→ **Task instructions**
Return the records in full, exactly as given.

** START OF Task material **

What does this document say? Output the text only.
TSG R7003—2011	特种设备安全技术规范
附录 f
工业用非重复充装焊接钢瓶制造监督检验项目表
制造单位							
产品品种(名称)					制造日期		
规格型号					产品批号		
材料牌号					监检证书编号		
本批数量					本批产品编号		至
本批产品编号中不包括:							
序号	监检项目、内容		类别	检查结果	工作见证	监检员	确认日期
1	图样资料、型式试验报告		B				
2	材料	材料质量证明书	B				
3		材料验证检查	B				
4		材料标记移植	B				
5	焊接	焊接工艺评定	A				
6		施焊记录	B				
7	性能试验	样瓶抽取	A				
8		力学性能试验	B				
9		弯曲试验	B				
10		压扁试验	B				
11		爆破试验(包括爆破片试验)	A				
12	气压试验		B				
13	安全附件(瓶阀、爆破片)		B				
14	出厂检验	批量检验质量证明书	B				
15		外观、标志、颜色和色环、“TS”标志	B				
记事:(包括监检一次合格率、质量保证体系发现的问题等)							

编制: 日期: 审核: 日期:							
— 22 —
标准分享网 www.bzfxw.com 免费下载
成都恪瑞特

** END OF Task material **

→ **Task result**
What does this document say? Output the text only.
TSG R7003—2011	特种设备安全技术规范
附录 f
工业用非重复充装焊接钢瓶制造监督检验项目表
制造单位							
产品品种(名称)					制造日期		
规格型号					产品批号		
材料牌号					监检证书编号		
本批数量					本批产品编号		至
本批产品编号中不包括:							
序号	监检项目、内容		类别	检查结果	工作见证	监检员	确认日期
1	图样资料、型式试验报告		B				
2	材料	材料质量证明书	B				
3		材料验证检查	B				
4		材料标记移植	B				
5	焊接	焊接工艺评定	A				
6		施焊记录	B				
7	性能试验	样瓶抽取	A				
8		力学性能试验	B				
9		弯曲试验	B				
10		压扁试验	B				
11		爆破试验(包括爆破片试验)	A				
12	气压试验		B				
13	安全附件(瓶阀、爆破片)		B				
14	出厂检验	批量检验质量证明书	B				
15		外观、标志、颜色和色环、“TS”标志	B				
记事:(包括监检一次合格率、质量保证体系发现的问题等)							

编制: 日期: 审核: 日期:							
— 22 —
标准分享网 www.bzfxw.com 免费下载
成都恪瑞特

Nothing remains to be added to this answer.